## start Document section

#20 Like a Child

Considering that this is “break week” for Jesus Slang I thought I’d go a little left of this blog’s usual centre and dish out a film review. Having grown up watching Mary Poppins and having enjoyed Saving Mr Banks a few years back, I decided to join my parents on their outing to see Mary Poppins Returns over summer.

It’s actually hard to reflect on this one as an adult and I feel as though I’d really love to know what a child under five (who’d never seen the original) thought of the film, before I make any further comment.

Because it’s having the eyes of a child that’s important. It’s responding like a child to the magic that is key.

And whoever cast Joel Dawson as the youngest Banks child made the right decision. “Georgie” (presumably named after his grandfather) for me was the stand out performance.

Yes, Emily Blunt’s acting was spot on. Yes, Lin-Manuel Miranda had exactly the right mix of Cockney and scruffy-likeableness. For example…

There was even a song educating children about rhyming slang (great!).

But that cute little Banks boy was the key to the movie. Because he was a believer.

He was the one who ‘found’ Mary Poppins through childlike abandonment. He was the one who instantly believed the magic was real, unlike his older siblings who took a little longer to come to the party. He was the one with the wide-eyed looks of wonder and joy.

And he nailed his delivery.

Because, you see, adults don’t believe in magic. This was a clear message in the film. They don’t believe of course, because adults know that there must be science and rationalisation behind everything, right?

“Yes, logic is the rock of our foundation.”

The movie was set in “The Great Slump” of the 1930s but that quote sounds straight out of 2019 Western society to me.

## end Document section

» **Requirement A**
In the records, reproduce the lines from the line with "buyer-name-input[interactable] bbox=[493, 185, 743, 205]" up to and including the line with "tax-type-option-label: 매입세액불공제 bbox=[250, 356, 321, 369]", unchanged.
The film review and the records have nothing to do with each other.

## start Supplied information

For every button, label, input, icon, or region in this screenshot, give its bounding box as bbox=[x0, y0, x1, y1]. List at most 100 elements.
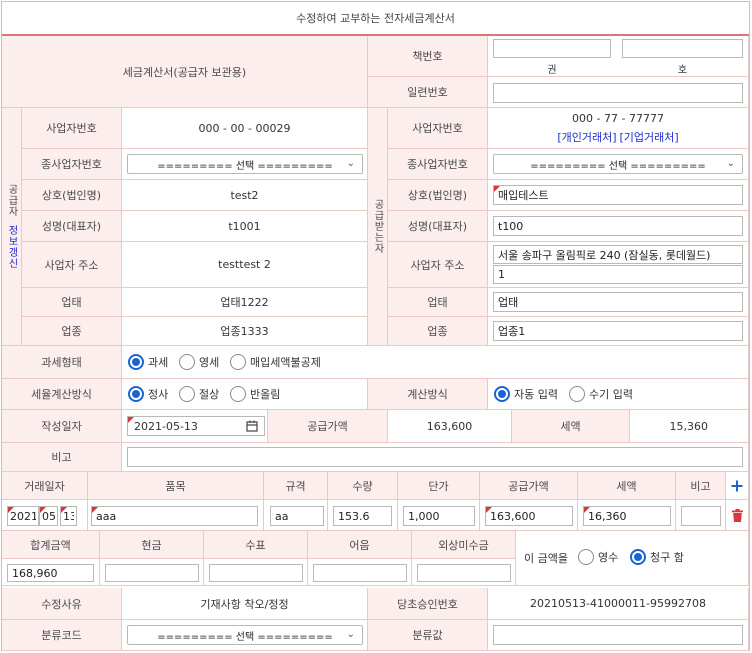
buyer-name-input[interactable] bbox=[493, 185, 743, 205]
serial-no-input[interactable] bbox=[493, 83, 743, 103]
items-header-tax: 세액 bbox=[578, 472, 676, 500]
book-volume-input[interactable] bbox=[493, 39, 611, 58]
reason: 기재사항 착오/정정 bbox=[122, 588, 368, 620]
buyer-ceo-input[interactable] bbox=[493, 216, 743, 236]
receipt-option-label: 청구 함 bbox=[650, 551, 684, 564]
check-input[interactable] bbox=[209, 564, 303, 582]
item-qty-input[interactable] bbox=[333, 506, 392, 526]
rounding-label: 세율계산방식 bbox=[2, 379, 122, 410]
items-header-qty: 수량 bbox=[328, 472, 398, 500]
supplier-side-column: 공급자 정보갱신 bbox=[2, 108, 22, 346]
category-value-input[interactable] bbox=[493, 625, 743, 645]
cash-input[interactable] bbox=[105, 564, 199, 582]
item-tax-input[interactable] bbox=[583, 506, 671, 526]
rounding-option-label: 정사 bbox=[148, 388, 169, 401]
category-code-label: 분류코드 bbox=[2, 620, 122, 651]
delete-item-cell bbox=[726, 500, 749, 531]
remark-label: 비고 bbox=[2, 443, 122, 472]
item-month-input[interactable] bbox=[39, 506, 58, 526]
calc-method-radio-manual[interactable]: 수기 입력 bbox=[569, 386, 633, 402]
chevron-down-icon: ⌄ bbox=[346, 158, 355, 169]
tax-type-radio-taxable[interactable]: 과세 bbox=[128, 354, 168, 370]
rounding-radio-ceil[interactable]: 절상 bbox=[179, 386, 219, 402]
note-bill-label: 어음 bbox=[308, 531, 412, 559]
personal-partner-link[interactable]: [개인거래처] bbox=[557, 129, 616, 145]
supplier-biz-item: 업종1333 bbox=[122, 317, 368, 346]
tax-type-option-label: 과세 bbox=[148, 356, 169, 369]
buyer-addr-label: 사업자 주소 bbox=[388, 242, 488, 288]
item-day-input[interactable] bbox=[60, 506, 77, 526]
rounding-radio-truncate[interactable]: 정사 bbox=[128, 386, 168, 402]
supplier-name-label: 상호(법인명) bbox=[22, 180, 122, 211]
items-header-price: 단가 bbox=[398, 472, 480, 500]
book-number-input[interactable] bbox=[622, 39, 743, 58]
radio-icon bbox=[179, 354, 195, 370]
tax-type-option-label: 매입세액불공제 bbox=[250, 356, 321, 369]
rounding-option-label: 절상 bbox=[199, 388, 220, 401]
supplier-addr: testtest 2 bbox=[122, 242, 368, 288]
rounding-radio-round[interactable]: 반올림 bbox=[230, 386, 280, 402]
radio-icon bbox=[179, 386, 195, 402]
tax-amount-label: 세액 bbox=[512, 410, 630, 443]
form-title: 수정하여 교부하는 전자세금계산서 bbox=[2, 2, 749, 36]
orig-approval-label: 당초승인번호 bbox=[368, 588, 488, 620]
supplier-biz-item-label: 업종 bbox=[22, 317, 122, 346]
calc-method-radio-auto[interactable]: 자동 입력 bbox=[494, 386, 558, 402]
radio-selected-icon bbox=[128, 386, 144, 402]
supplier-reg-no: 000 - 00 - 00029 bbox=[122, 108, 368, 149]
category-value-label: 분류값 bbox=[368, 620, 488, 651]
radio-selected-icon bbox=[128, 354, 144, 370]
remark-input[interactable] bbox=[127, 447, 743, 467]
buyer-biz-type-input[interactable] bbox=[493, 292, 743, 312]
radio-icon bbox=[230, 354, 246, 370]
calendar-icon[interactable] bbox=[246, 420, 258, 432]
receipt-type-label: 이 금액을 bbox=[524, 552, 568, 565]
buyer-biz-item-input[interactable] bbox=[493, 321, 743, 341]
issue-date-input[interactable]: 2021-05-13 bbox=[127, 416, 265, 436]
receipt-radio-paid[interactable]: 영수 bbox=[578, 549, 618, 565]
total-amount-label: 합계금액 bbox=[2, 531, 100, 559]
tax-amount: 15,360 bbox=[630, 410, 749, 443]
tax-type-option-label: 영세 bbox=[199, 356, 220, 369]
buyer-addr1-input[interactable] bbox=[493, 245, 743, 264]
buyer-addr2-input[interactable] bbox=[493, 265, 743, 284]
total-amount-input[interactable] bbox=[7, 564, 94, 582]
supply-amount: 163,600 bbox=[388, 410, 512, 443]
buyer-reg-no: 000 - 77 - 77777 bbox=[572, 111, 664, 125]
supplier-biz-type: 업태1222 bbox=[122, 288, 368, 317]
note-bill-input[interactable] bbox=[313, 564, 407, 582]
supplier-update-link[interactable]: 정보갱신 bbox=[4, 225, 19, 269]
item-name-input[interactable] bbox=[91, 506, 258, 526]
buyer-sub-no-select[interactable]: ========= 선택 ========= ⌄ bbox=[493, 154, 743, 174]
supplier-sub-no-select[interactable]: ========= 선택 ========= ⌄ bbox=[127, 154, 363, 174]
supplier-side-label: 공급자 bbox=[6, 184, 17, 217]
trash-icon[interactable] bbox=[731, 508, 743, 522]
buyer-sub-no-select-value: ========= 선택 ========= bbox=[530, 160, 706, 172]
item-price-input[interactable] bbox=[403, 506, 475, 526]
item-spec-input[interactable] bbox=[270, 506, 324, 526]
tax-type-radio-non-deductible[interactable]: 매입세액불공제 bbox=[230, 354, 321, 370]
document-type-label: 세금계산서(공급자 보관용) bbox=[2, 36, 368, 108]
radio-icon bbox=[578, 549, 594, 565]
item-supply-input[interactable] bbox=[485, 506, 573, 526]
calc-method-option-label: 자동 입력 bbox=[514, 388, 558, 401]
supplier-ceo-label: 성명(대표자) bbox=[22, 211, 122, 242]
item-year-input[interactable] bbox=[7, 506, 39, 526]
company-partner-link[interactable]: [기업거래처] bbox=[620, 129, 679, 145]
tax-type-radio-zero-rated[interactable]: 영세 bbox=[179, 354, 219, 370]
supplier-reg-no-label: 사업자번호 bbox=[22, 108, 122, 149]
items-header-note: 비고 bbox=[676, 472, 726, 500]
orig-approval: 20210513-41000011-95992708 bbox=[488, 588, 749, 620]
radio-icon bbox=[230, 386, 246, 402]
items-header-supply: 공급가액 bbox=[480, 472, 578, 500]
receivable-input[interactable] bbox=[417, 564, 511, 582]
category-code-select[interactable]: ========= 선택 ========= ⌄ bbox=[127, 625, 363, 645]
receipt-radio-claim[interactable]: 청구 함 bbox=[630, 549, 684, 565]
buyer-biz-type-label: 업태 bbox=[388, 288, 488, 317]
issue-date-value: 2021-05-13 bbox=[134, 419, 198, 433]
item-note-input[interactable] bbox=[681, 506, 721, 526]
cash-label: 현금 bbox=[100, 531, 204, 559]
add-row-icon[interactable] bbox=[731, 480, 743, 492]
buyer-name-label: 상호(법인명) bbox=[388, 180, 488, 211]
book-volume-unit: 권 bbox=[547, 65, 557, 76]
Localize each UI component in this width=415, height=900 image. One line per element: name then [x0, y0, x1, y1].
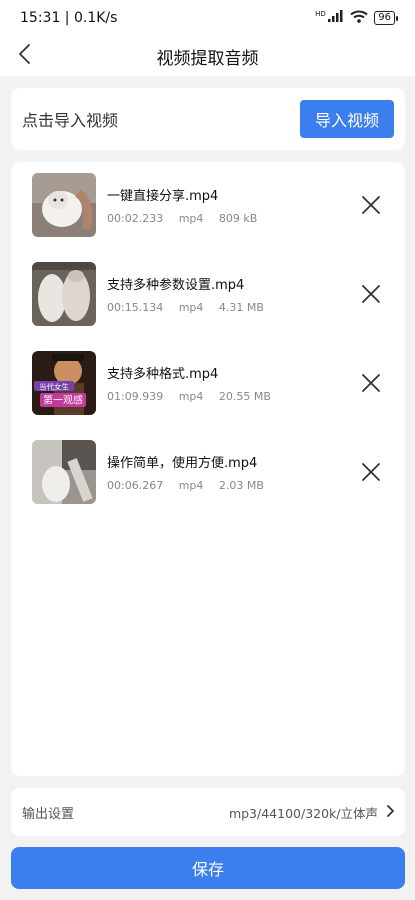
import-card: 点击导入视频 导入视频: [11, 88, 405, 150]
output-settings-value: mp3/44100/320k/立体声: [228, 805, 378, 821]
video-meta: 00:02.233 mp4 809 kB: [107, 212, 360, 225]
import-video-button[interactable]: 导入视频: [300, 100, 394, 138]
video-item[interactable]: 一键直接分享.mp4 00:02.233 mp4 809 kB: [32, 173, 382, 237]
video-info: 支持多种参数设置.mp4 00:15.134 mp4 4.31 MB: [107, 274, 360, 314]
video-format: mp4: [178, 479, 204, 492]
video-format: mp4: [178, 301, 204, 314]
save-button[interactable]: 保存: [11, 847, 405, 889]
close-icon[interactable]: [360, 283, 382, 305]
wifi-icon: [350, 10, 368, 27]
video-size: 20.55 MB: [218, 390, 271, 403]
video-size: 4.31 MB: [218, 301, 264, 314]
video-name: 一键直接分享.mp4: [107, 189, 219, 204]
import-label: 点击导入视频: [22, 111, 119, 130]
video-duration: 00:06.267: [107, 479, 164, 492]
status-time-speed: 15:31 | 0.1K/s: [20, 10, 118, 26]
video-thumbnail: 当代女生 第一观感: [32, 351, 96, 415]
page-title: 视频提取音频: [156, 48, 259, 69]
video-format: mp4: [178, 212, 204, 225]
close-icon[interactable]: [360, 194, 382, 216]
video-item[interactable]: 当代女生 第一观感 支持多种格式.mp4 01:09.939 mp4 20.55…: [32, 351, 382, 415]
output-settings-value-group: mp3/44100/320k/立体声: [229, 803, 394, 822]
close-icon[interactable]: [360, 372, 382, 394]
video-meta: 00:06.267 mp4 2.03 MB: [107, 479, 360, 492]
video-duration: 00:15.134: [107, 301, 164, 314]
video-info: 操作简单，使用方便.mp4 00:06.267 mp4 2.03 MB: [107, 452, 360, 492]
video-thumbnail: [32, 440, 96, 504]
thumb-caption-line2: 第一观感: [43, 394, 83, 407]
chevron-right-icon: [386, 804, 394, 820]
hd-badge: HD: [315, 10, 326, 18]
output-settings-row[interactable]: 输出设置 mp3/44100/320k/立体声: [11, 788, 405, 836]
status-bar: 15:31 | 0.1K/s HD 96: [0, 0, 415, 36]
video-info: 支持多种格式.mp4 01:09.939 mp4 20.55 MB: [107, 363, 360, 403]
output-settings-label: 输出设置: [22, 806, 75, 822]
status-icons: HD 96: [315, 10, 398, 27]
app-header: 视频提取音频: [0, 36, 415, 76]
video-name: 支持多种格式.mp4: [107, 367, 219, 382]
video-size: 809 kB: [218, 212, 258, 225]
video-duration: 00:02.233: [107, 212, 164, 225]
video-name: 操作简单，使用方便.mp4: [107, 456, 258, 471]
video-meta: 00:15.134 mp4 4.31 MB: [107, 301, 360, 314]
video-item[interactable]: 操作简单，使用方便.mp4 00:06.267 mp4 2.03 MB: [32, 440, 382, 504]
back-icon[interactable]: [14, 42, 38, 66]
thumb-caption-line1: 当代女生: [39, 382, 69, 392]
video-list: 一键直接分享.mp4 00:02.233 mp4 809 kB 支持多种参数设置…: [11, 162, 405, 776]
video-size: 2.03 MB: [218, 479, 264, 492]
video-name: 支持多种参数设置.mp4: [107, 278, 245, 293]
close-icon[interactable]: [360, 461, 382, 483]
video-thumbnail: [32, 262, 96, 326]
video-duration: 01:09.939: [107, 390, 164, 403]
signal-icon: HD: [315, 10, 344, 26]
video-thumbnail: [32, 173, 96, 237]
battery-icon: 96: [374, 11, 398, 25]
video-info: 一键直接分享.mp4 00:02.233 mp4 809 kB: [107, 185, 360, 225]
video-item[interactable]: 支持多种参数设置.mp4 00:15.134 mp4 4.31 MB: [32, 262, 382, 326]
video-format: mp4: [178, 390, 204, 403]
video-meta: 01:09.939 mp4 20.55 MB: [107, 390, 360, 403]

## end Supplied information

» **Requirement B**
Output the film review word for word from "It’s actually hard" up to and including "rhyming slang (great!).".

» **Complete response A**
buyer-name-input[interactable] bbox=[493, 185, 743, 205]
serial-no-input[interactable] bbox=[493, 83, 743, 103]
items-header-tax: 세액 bbox=[578, 472, 676, 500]
book-volume-input[interactable] bbox=[493, 39, 611, 58]
reason: 기재사항 착오/정정 bbox=[122, 588, 368, 620]
buyer-ceo-input[interactable] bbox=[493, 216, 743, 236]
receipt-option-label: 청구 함 bbox=[650, 551, 684, 564]
check-input[interactable] bbox=[209, 564, 303, 582]
item-qty-input[interactable] bbox=[333, 506, 392, 526]
rounding-label: 세율계산방식 bbox=[2, 379, 122, 410]
items-header-qty: 수량 bbox=[328, 472, 398, 500]
supplier-side-column: 공급자 정보갱신 bbox=[2, 108, 22, 346]
category-value-input[interactable] bbox=[493, 625, 743, 645]
cash-input[interactable] bbox=[105, 564, 199, 582]
item-tax-input[interactable] bbox=[583, 506, 671, 526]
rounding-option-label: 정사 bbox=[148, 388, 169, 401]
category-code-label: 분류코드 bbox=[2, 620, 122, 651]
delete-item-cell bbox=[726, 500, 749, 531]
remark-label: 비고 bbox=[2, 443, 122, 472]
item-month-input[interactable] bbox=[39, 506, 58, 526]
calc-method-radio-manual[interactable]: 수기 입력 bbox=[569, 386, 633, 402]
chevron-down-icon: ⌄ bbox=[346, 158, 355, 169]
tax-type-radio-taxable[interactable]: 과세 bbox=[128, 354, 168, 370]
rounding-radio-ceil[interactable]: 절상 bbox=[179, 386, 219, 402]
note-bill-label: 어음 bbox=[308, 531, 412, 559]
personal-partner-link[interactable]: [개인거래처] bbox=[557, 129, 616, 145]
supplier-biz-item: 업종1333 bbox=[122, 317, 368, 346]
tax-type-option-label: 과세 bbox=[148, 356, 169, 369]
buyer-addr-label: 사업자 주소 bbox=[388, 242, 488, 288]
item-day-input[interactable] bbox=[60, 506, 77, 526]
rounding-radio-truncate[interactable]: 정사 bbox=[128, 386, 168, 402]
supplier-name-label: 상호(법인명) bbox=[22, 180, 122, 211]
items-header-price: 단가 bbox=[398, 472, 480, 500]
book-number-input[interactable] bbox=[622, 39, 743, 58]
radio-icon bbox=[179, 354, 195, 370]
tax-type-option-label: 매입세액불공제 bbox=[250, 356, 321, 369]

» **Complete response B**
It’s actually hard to reflect on this one as an adult and I feel as though I’d really love to know what a child under five (who’d never seen the original) thought of the film, before I make any further comment.

Because it’s having the eyes of a child that’s important. It’s responding like a child to the magic that is key.

And whoever cast Joel Dawson as the youngest Banks child made the right decision. “Georgie” (presumably named after his grandfather) for me was the stand out performance.

Yes, Emily Blunt’s acting was spot on. Yes, Lin-Manuel Miranda had exactly the right mix of Cockney and scruffy-likeableness. For example…

There was even a song educating children about rhyming slang (great!).